§ **Exercise details**
Rewrite the listing below, replacing "legend-swatch" with "legend-marker" wherever it occurs and leaving every other line and character unchanged. Leave the pictures out of your answer.

───── The records

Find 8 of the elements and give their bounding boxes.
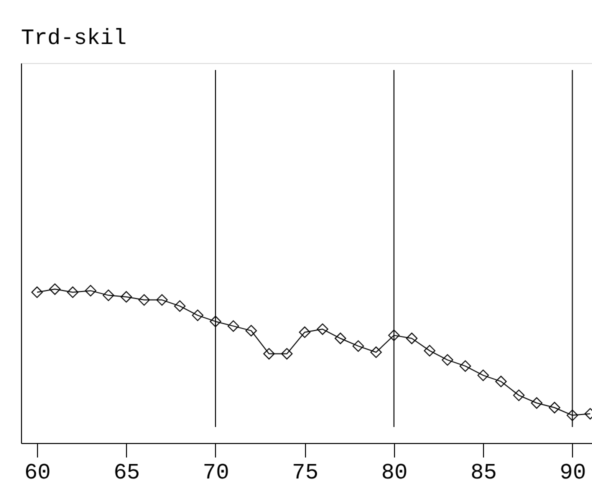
x-tick-label: 60 — [24, 460, 51, 486]
x-tick-label: 85 — [470, 460, 497, 486]
x-tick-label: 65 — [114, 460, 140, 486]
x-tick-label: 80 — [381, 460, 408, 486]
x-tick-label: 90 — [560, 460, 586, 486]
x-tick-label: 75 — [292, 460, 318, 486]
chart-title: Trd-skil — [21, 26, 127, 51]
x-tick-label: 70 — [202, 460, 230, 486]
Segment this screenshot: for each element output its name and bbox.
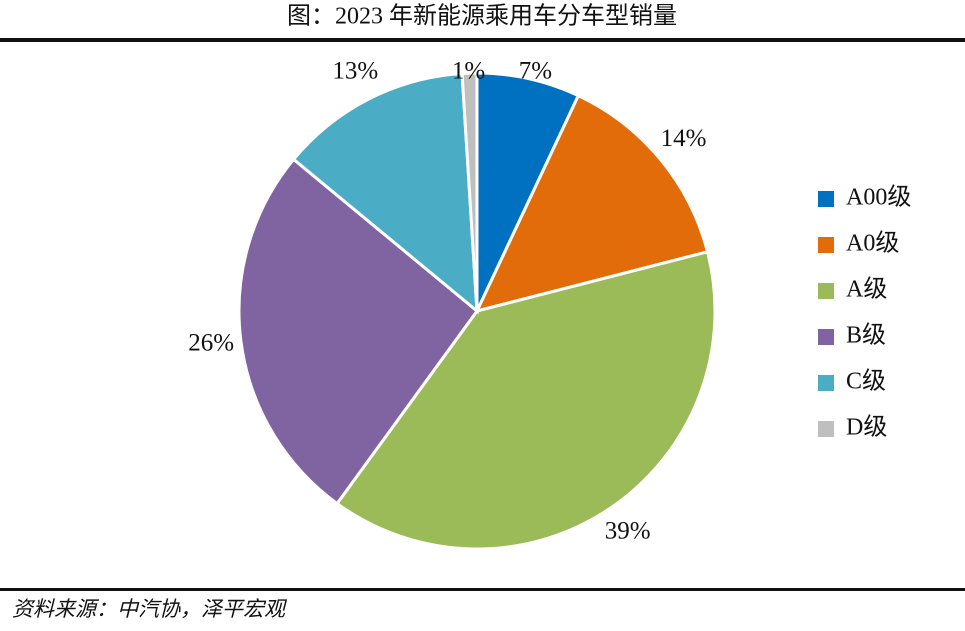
legend-label: B级 (846, 322, 886, 349)
data-label: 1% (452, 58, 485, 85)
pie-slice (460, 71, 479, 312)
legend-label: A00级 (846, 184, 911, 211)
legend-swatch (818, 237, 834, 253)
legend-swatch (818, 375, 834, 391)
legend-label: D级 (846, 414, 887, 441)
data-label: 13% (332, 58, 378, 85)
top-rule (0, 38, 965, 42)
legend-label: A0级 (846, 230, 899, 257)
chart-title: 图：2023 年新能源乘用车分车型销量 (287, 3, 677, 30)
data-label: 14% (661, 125, 707, 152)
legend-swatch (818, 283, 834, 299)
pie-slice (291, 71, 479, 315)
legend-label: A级 (846, 276, 887, 303)
pie-slice (237, 157, 480, 506)
source-note: 资料来源：中汽协，泽平宏观 (12, 597, 288, 621)
pie-slice (475, 71, 581, 312)
pie-slice (474, 93, 710, 314)
legend-swatch (818, 191, 834, 207)
pie-slice (335, 249, 717, 551)
legend-label: C级 (846, 368, 886, 395)
data-label: 26% (188, 329, 234, 356)
data-label: 7% (519, 58, 552, 85)
bottom-rule (0, 588, 965, 591)
data-label: 39% (605, 517, 651, 544)
legend-swatch (818, 421, 834, 437)
legend-swatch (818, 329, 834, 345)
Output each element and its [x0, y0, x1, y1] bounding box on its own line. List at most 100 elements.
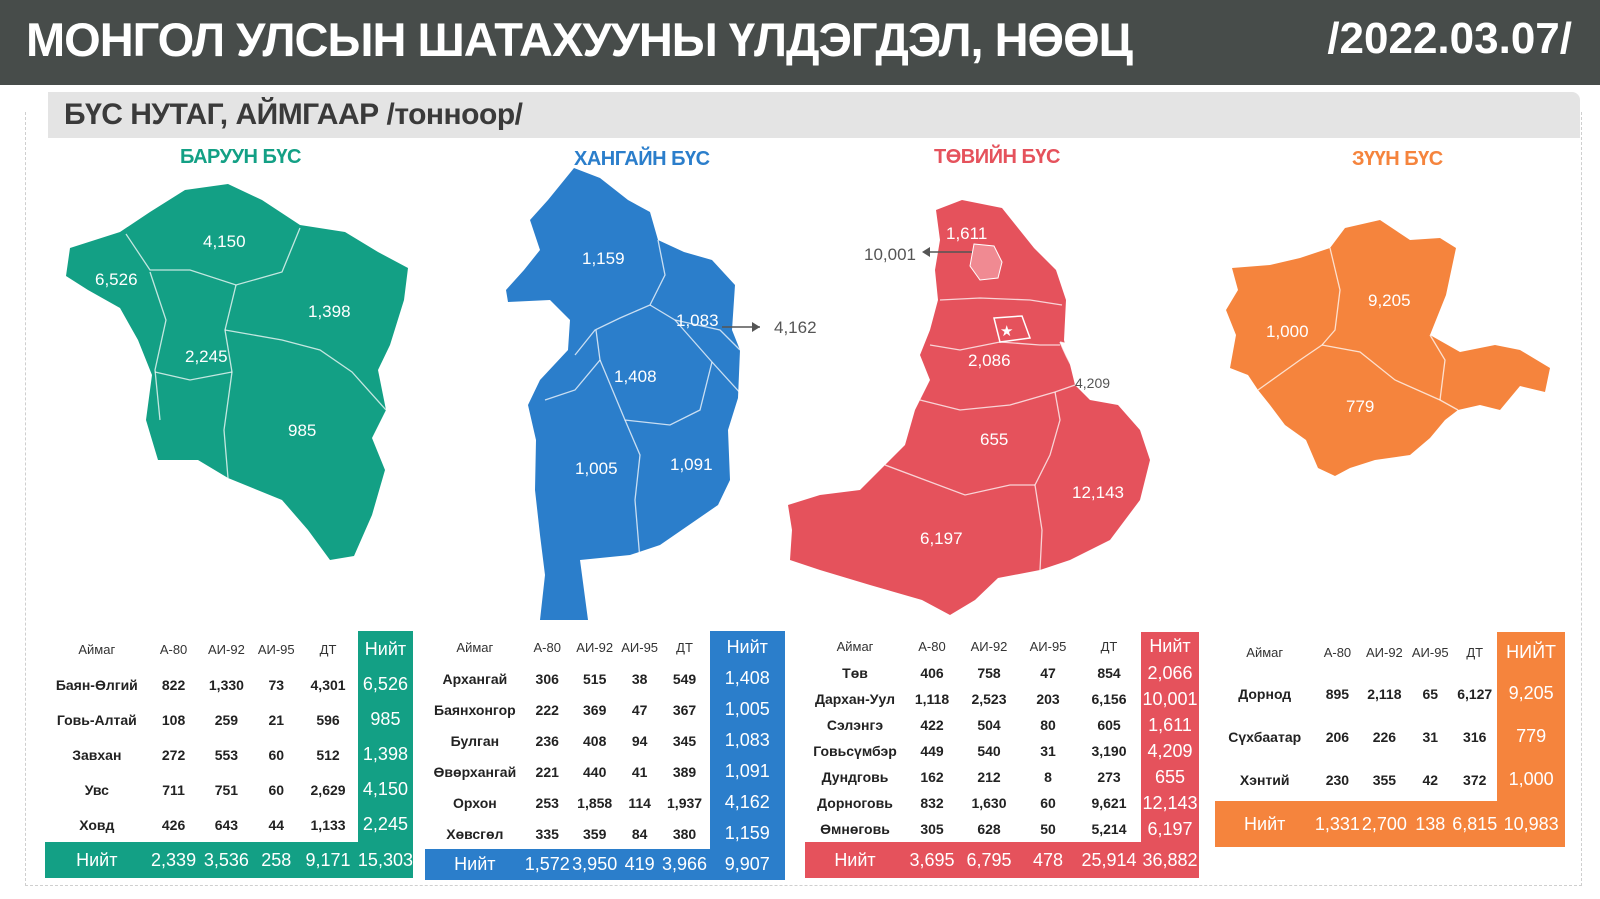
cell-value: 47 [1040, 665, 1056, 681]
cell-value: 316 [1463, 728, 1487, 745]
cell-value: 5,214 [1091, 821, 1127, 837]
cell-value: 272 [161, 746, 186, 763]
cell-total: 1,000 [1497, 758, 1565, 801]
cell-value: 553 [214, 746, 239, 763]
footer-value: 1,572 [524, 854, 570, 874]
table-row: Хэнтий 230 355 42 372 1,000 [1215, 758, 1565, 801]
footer-value: 25,914 [1081, 849, 1137, 870]
govisumber-cutout [1059, 341, 1101, 386]
footer-label: Нийт [454, 854, 496, 874]
cell-value: 426 [161, 816, 186, 833]
col-header-ai92: АИ-92 [970, 638, 1008, 654]
cell-value: 8 [1044, 769, 1052, 785]
map-label-tov: 2,086 [968, 351, 1011, 370]
page-title: МОНГОЛ УЛСЫН ШАТАХУУНЫ ҮЛДЭГДЭЛ, НӨӨЦ [26, 13, 1133, 66]
cell-value: 345 [672, 732, 697, 749]
cell-total: 1,091 [709, 756, 785, 787]
footer-value: 419 [624, 854, 655, 874]
cell-value: 6,156 [1091, 691, 1127, 707]
table-footer-row: Нийт 1,331 2,700 138 6,815 10,983 [1215, 801, 1565, 847]
footer-value: 258 [261, 849, 292, 870]
map-label-zavkhan: 1,398 [308, 302, 351, 321]
region-title-central: ТӨВИЙН БҮС [934, 146, 1060, 168]
table-row: Ховд 426 643 44 1,133 2,245 [45, 807, 413, 842]
map-label-sukhbaatar: 779 [1346, 397, 1374, 416]
cell-value: 832 [920, 795, 944, 811]
cell-value: 1,133 [310, 816, 346, 833]
table-row: Булган 236 408 94 345 1,083 [425, 725, 785, 756]
table-khangai: Аймаг А-80 АИ-92 АИ-95 ДТ Нийт Архангай … [425, 631, 785, 880]
cell-value: 711 [162, 781, 185, 798]
map-callout-darkhan: 10,001 [864, 245, 916, 264]
cell-value: 540 [977, 743, 1001, 759]
footer-total: 10,983 [1503, 813, 1559, 834]
cell-value: 1,118 [914, 691, 950, 707]
map-label-omnogovi: 6,197 [920, 529, 963, 548]
region-title-east: ЗҮҮН БҮС [1352, 148, 1443, 170]
region-title-khangai: ХАНГАЙН БҮС [574, 148, 710, 170]
map-label-uvs: 4,150 [203, 232, 246, 251]
table-footer-row: Нийт 2,339 3,536 258 9,171 15,303 [45, 842, 413, 878]
cell-value: 335 [535, 825, 559, 842]
cell-total: 9,205 [1497, 672, 1565, 715]
cell-value: 440 [583, 763, 607, 780]
cell-value: 422 [920, 717, 944, 733]
cell-value: 80 [1040, 717, 1056, 733]
cell-aimag: Архангай [442, 670, 508, 687]
cell-aimag: Баянхонгор [434, 701, 516, 718]
cell-total: 2,245 [357, 807, 413, 842]
footer-value: 6,795 [966, 849, 1012, 870]
cell-value: 9,621 [1091, 795, 1127, 811]
col-header-a80: А-80 [918, 638, 946, 654]
cell-value: 305 [920, 821, 944, 837]
cell-value: 512 [316, 746, 340, 763]
cell-value: 44 [268, 816, 285, 833]
cell-aimag: Хөвсгөл [446, 825, 504, 842]
map-label-khovd: 2,245 [185, 347, 228, 366]
cell-value: 203 [1036, 691, 1060, 707]
cell-total: 4,162 [709, 787, 785, 818]
ulaanbaatar-area [993, 315, 1032, 343]
cell-total: 1,408 [709, 663, 785, 694]
arrow-right-icon [752, 322, 760, 332]
col-header-aimag: Аймаг [836, 638, 874, 654]
cell-value: 38 [631, 670, 648, 687]
cell-value: 895 [1325, 685, 1350, 702]
cell-aimag: Булган [450, 732, 500, 749]
cell-aimag: Говь-Алтай [56, 711, 137, 728]
cell-aimag: Дундговь [821, 769, 889, 785]
cell-value: 221 [535, 763, 559, 780]
footer-value: 1,331 [1314, 813, 1360, 834]
cell-value: 758 [977, 665, 1001, 681]
cell-total: 12,143 [1141, 790, 1199, 816]
table-row: Сүхбаатар 206 226 31 316 779 [1215, 715, 1565, 758]
report-date: /2022.03.07/ [1327, 14, 1572, 63]
cell-total: 10,001 [1141, 686, 1199, 712]
col-header-ai95: АИ-95 [621, 639, 659, 655]
map-callout-govisumber: 4,209 [1075, 375, 1110, 391]
cell-value: 628 [977, 821, 1001, 837]
cell-total: 655 [1141, 764, 1199, 790]
cell-value: 94 [631, 732, 648, 749]
table-row: Говь-Алтай 108 259 21 596 985 [45, 702, 413, 737]
col-header-aimag: Аймаг [456, 639, 494, 655]
cell-value: 114 [628, 794, 651, 811]
footer-value: 9,171 [305, 849, 351, 870]
cell-aimag: Ховд [79, 816, 115, 833]
col-header-aimag: Аймаг [1246, 644, 1284, 660]
cell-value: 549 [672, 670, 697, 687]
region-title-west: БАРУУН БҮС [180, 146, 301, 168]
footer-value: 3,536 [203, 849, 249, 870]
map-central: ★ 1,611 2,086 655 12,143 6,197 10,001 4,… [788, 200, 1150, 615]
col-header-aimag: Аймаг [78, 641, 116, 657]
table-row: Увс 711 751 60 2,629 4,150 [45, 772, 413, 807]
cell-value: 21 [268, 711, 285, 728]
cell-value: 643 [214, 816, 239, 833]
cell-value: 359 [583, 825, 607, 842]
table-row: Дорнод 895 2,118 65 6,127 9,205 [1215, 672, 1565, 715]
content-frame [25, 112, 1582, 886]
col-header-total: НИЙТ [1497, 632, 1565, 672]
cell-value: 6,127 [1457, 685, 1493, 702]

──────────

§ **Answer to the task**
Find 8 of the elements and give their bounding boxes.
x-tick-label: 60 — [24, 460, 51, 486]
x-tick-label: 85 — [470, 460, 497, 486]
x-tick-label: 65 — [114, 460, 140, 486]
x-tick-label: 80 — [381, 460, 408, 486]
x-tick-label: 90 — [560, 460, 586, 486]
x-tick-label: 75 — [292, 460, 318, 486]
chart-title: Trd-skil — [21, 26, 127, 51]
x-tick-label: 70 — [202, 460, 230, 486]
Segment this screenshot: for each element output its name and bbox.
legend-label: B级 (846, 322, 886, 349)
data-label: 1% (452, 58, 485, 85)
pie-slice (460, 71, 479, 312)
legend-label: A00级 (846, 184, 911, 211)
legend-marker (818, 237, 834, 253)
legend-marker (818, 375, 834, 391)
legend-label: D级 (846, 414, 887, 441)
data-label: 13% (332, 58, 378, 85)
top-rule (0, 38, 965, 42)
legend-label: A0级 (846, 230, 899, 257)
chart-title: 图：2023 年新能源乘用车分车型销量 (287, 3, 677, 30)
data-label: 14% (661, 125, 707, 152)
legend-marker (818, 283, 834, 299)
pie-slice (291, 71, 479, 315)
legend-label: A级 (846, 276, 887, 303)
pie-slice (237, 157, 480, 506)
source-note: 资料来源：中汽协，泽平宏观 (12, 597, 288, 621)
pie-slice (475, 71, 581, 312)
pie-slice (474, 93, 710, 314)
legend-marker (818, 191, 834, 207)
pie-slice (335, 249, 717, 551)
legend-label: C级 (846, 368, 886, 395)
data-label: 26% (188, 329, 234, 356)
data-label: 7% (519, 58, 552, 85)
bottom-rule (0, 588, 965, 591)
data-label: 39% (605, 517, 651, 544)
legend-marker (818, 421, 834, 437)
legend-marker (818, 329, 834, 345)
Output each element and its [x0, y0, x1, y1] bounding box on its own line. List at most 100 elements.
cell-value: 47 [1040, 665, 1056, 681]
cell-value: 316 [1463, 728, 1487, 745]
cell-value: 5,214 [1091, 821, 1127, 837]
cell-value: 272 [161, 746, 186, 763]
cell-total: 1,000 [1497, 758, 1565, 801]
cell-value: 553 [214, 746, 239, 763]
footer-value: 1,572 [524, 854, 570, 874]
table-row: Хэнтий 230 355 42 372 1,000 [1215, 758, 1565, 801]
footer-value: 25,914 [1081, 849, 1137, 870]
govisumber-cutout [1059, 341, 1101, 386]
footer-label: Нийт [454, 854, 496, 874]
cell-value: 426 [161, 816, 186, 833]
col-header-ai92: АИ-92 [970, 638, 1008, 654]
cell-value: 8 [1044, 769, 1052, 785]
map-label-tov: 2,086 [968, 351, 1011, 370]
page-title: МОНГОЛ УЛСЫН ШАТАХУУНЫ ҮЛДЭГДЭЛ, НӨӨЦ [26, 13, 1133, 66]
cell-value: 345 [672, 732, 697, 749]
cell-total: 1,091 [709, 756, 785, 787]
footer-value: 419 [624, 854, 655, 874]
cell-value: 6,156 [1091, 691, 1127, 707]
table-footer-row: Нийт 1,331 2,700 138 6,815 10,983 [1215, 801, 1565, 847]
footer-value: 258 [261, 849, 292, 870]
map-label-zavkhan: 1,398 [308, 302, 351, 321]
region-title-central: ТӨВИЙН БҮС [934, 146, 1060, 168]
table-row: Ховд 426 643 44 1,133 2,245 [45, 807, 413, 842]
map-label-sukhbaatar: 779 [1346, 397, 1374, 416]
cell-value: 832 [920, 795, 944, 811]
cell-value: 1,133 [310, 816, 346, 833]
table-row: Булган 236 408 94 345 1,083 [425, 725, 785, 756]
table-khangai: Аймаг А-80 АИ-92 АИ-95 ДТ Нийт Архангай … [425, 631, 785, 880]
cell-value: 711 [162, 781, 185, 798]
map-callout-darkhan: 10,001 [864, 245, 916, 264]
cell-value: 540 [977, 743, 1001, 759]
footer-total: 10,983 [1503, 813, 1559, 834]
cell-value: 1,118 [914, 691, 950, 707]
map-label-omnogovi: 6,197 [920, 529, 963, 548]
region-title-east: ЗҮҮН БҮС [1352, 148, 1443, 170]
region-title-khangai: ХАНГАЙН БҮС [574, 148, 710, 170]
map-label-uvs: 4,150 [203, 232, 246, 251]
table-footer-row: Нийт 2,339 3,536 258 9,171 15,303 [45, 842, 413, 878]
cell-value: 335 [535, 825, 559, 842]
cell-total: 9,205 [1497, 672, 1565, 715]
cell-value: 440 [583, 763, 607, 780]
cell-value: 422 [920, 717, 944, 733]
cell-value: 80 [1040, 717, 1056, 733]
cell-aimag: Архангай [442, 670, 508, 687]
cell-aimag: Баянхонгор [434, 701, 516, 718]
cell-total: 2,245 [357, 807, 413, 842]
footer-value: 6,795 [966, 849, 1012, 870]
cell-value: 9,621 [1091, 795, 1127, 811]
col-header-a80: А-80 [918, 638, 946, 654]
cell-value: 305 [920, 821, 944, 837]
cell-value: 512 [316, 746, 340, 763]
cell-value: 44 [268, 816, 285, 833]
cell-aimag: Хөвсгөл [446, 825, 504, 842]
map-label-khovd: 2,245 [185, 347, 228, 366]
cell-value: 203 [1036, 691, 1060, 707]
cell-total: 4,162 [709, 787, 785, 818]
ulaanbaatar-area [993, 315, 1032, 343]
cell-total: 1,408 [709, 663, 785, 694]
arrow-right-icon [752, 322, 760, 332]
col-header-aimag: Аймаг [836, 638, 874, 654]
cell-value: 38 [631, 670, 648, 687]
cell-value: 895 [1325, 685, 1350, 702]
cell-aimag: Булган [450, 732, 500, 749]
cell-aimag: Говь-Алтай [56, 711, 137, 728]
cell-aimag: Дундговь [821, 769, 889, 785]
cell-value: 221 [535, 763, 559, 780]
footer-value: 1,331 [1314, 813, 1360, 834]
cell-value: 758 [977, 665, 1001, 681]
cell-total: 12,143 [1141, 790, 1199, 816]
table-row: Сүхбаатар 206 226 31 316 779 [1215, 715, 1565, 758]
report-date: /2022.03.07/ [1327, 14, 1572, 63]
cell-total: 10,001 [1141, 686, 1199, 712]
col-header-ai95: АИ-95 [621, 639, 659, 655]
map-callout-govisumber: 4,209 [1075, 375, 1110, 391]
cell-value: 628 [977, 821, 1001, 837]
cell-total: 655 [1141, 764, 1199, 790]
cell-value: 94 [631, 732, 648, 749]
table-row: Говь-Алтай 108 259 21 596 985 [45, 702, 413, 737]
col-header-aimag: Аймаг [456, 639, 494, 655]
cell-value: 114 [628, 794, 651, 811]
footer-value: 9,171 [305, 849, 351, 870]
cell-aimag: Ховд [79, 816, 115, 833]
col-header-aimag: Аймаг [1246, 644, 1284, 660]
cell-value: 549 [672, 670, 697, 687]
region-title-west: БАРУУН БҮС [180, 146, 301, 168]
footer-value: 3,536 [203, 849, 249, 870]
map-central: ★ 1,611 2,086 655 12,143 6,197 10,001 4,… [788, 200, 1150, 615]
col-header-aimag: Аймаг [78, 641, 116, 657]
table-row: Увс 711 751 60 2,629 4,150 [45, 772, 413, 807]
cell-value: 21 [268, 711, 285, 728]
cell-value: 643 [214, 816, 239, 833]
cell-value: 359 [583, 825, 607, 842]
table-row: Дорнод 895 2,118 65 6,127 9,205 [1215, 672, 1565, 715]
content-frame [25, 112, 1582, 886]
col-header-total: НИЙТ [1497, 632, 1565, 672]
cell-value: 6,127 [1457, 685, 1493, 702]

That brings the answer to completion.